What you have to do — Find every line with the word "screenshot". Copy those lines.

:: Material provided

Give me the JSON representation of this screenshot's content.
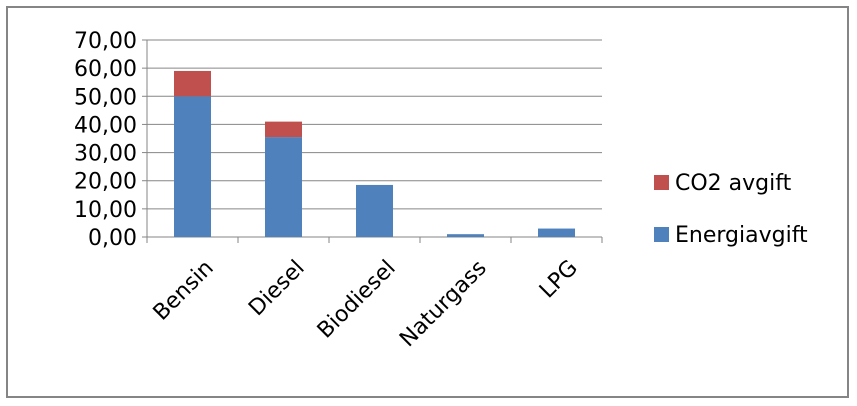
{
  "chart_data": {
    "type": "bar",
    "stacked": true,
    "title": "",
    "xlabel": "",
    "ylabel": "",
    "categories": [
      "Bensin",
      "Diesel",
      "Biodiesel",
      "Naturgass",
      "LPG"
    ],
    "series": [
      {
        "name": "Energiavgift",
        "color": "#4F81BD",
        "values": [
          50.0,
          35.5,
          18.5,
          1.0,
          3.0
        ]
      },
      {
        "name": "CO2 avgift",
        "color": "#C0504D",
        "values": [
          9.0,
          5.5,
          0.0,
          0.0,
          0.0
        ]
      }
    ],
    "yticks": [
      "0,00",
      "10,00",
      "20,00",
      "30,00",
      "40,00",
      "50,00",
      "60,00",
      "70,00"
    ],
    "ylim": [
      0,
      70
    ],
    "grid": true,
    "legend_position": "right",
    "legend_order": [
      "CO2 avgift",
      "Energiavgift"
    ]
  }
}
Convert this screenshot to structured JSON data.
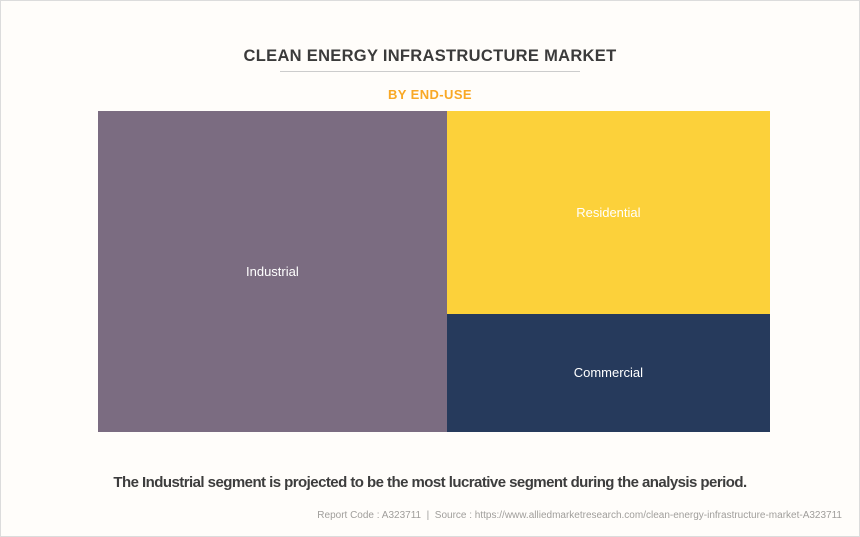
{
  "header": {
    "title": "CLEAN ENERGY INFRASTRUCTURE MARKET",
    "subtitle": "BY END-USE"
  },
  "chart_data": {
    "type": "treemap",
    "title": "CLEAN ENERGY INFRASTRUCTURE MARKET",
    "group_by": "END-USE",
    "legend": "none",
    "label_color": "#FFFFFF",
    "segments": [
      {
        "label": "Industrial",
        "share_pct": 52,
        "color": "#7B6C81",
        "width": "51.9%",
        "height": "100%"
      },
      {
        "label": "Residential",
        "share_pct": 30,
        "color": "#FCD13A",
        "width": "48.1%",
        "height": "63.2%"
      },
      {
        "label": "Commercial",
        "share_pct": 18,
        "color": "#263A5C",
        "width": "48.1%",
        "height": "36.8%"
      }
    ]
  },
  "footer": {
    "note": "The Industrial segment is projected to be the most lucrative segment during the analysis period.",
    "source_line": "Report Code : A323711  |  Source : https://www.alliedmarketresearch.com/clean-energy-infrastructure-market-A323711"
  },
  "colors": {
    "background": "#FFFDFA",
    "border": "#DCDCDC",
    "title_text": "#3B3B3B",
    "subtitle_accent": "#F9A825",
    "divider": "#CCCCCC",
    "note_text": "#3D3D3D",
    "source_text": "#A09E9B"
  }
}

::::

Solved problem —
Give me the JSON representation of this screenshot's content.
Convert this screenshot to structured JSON data.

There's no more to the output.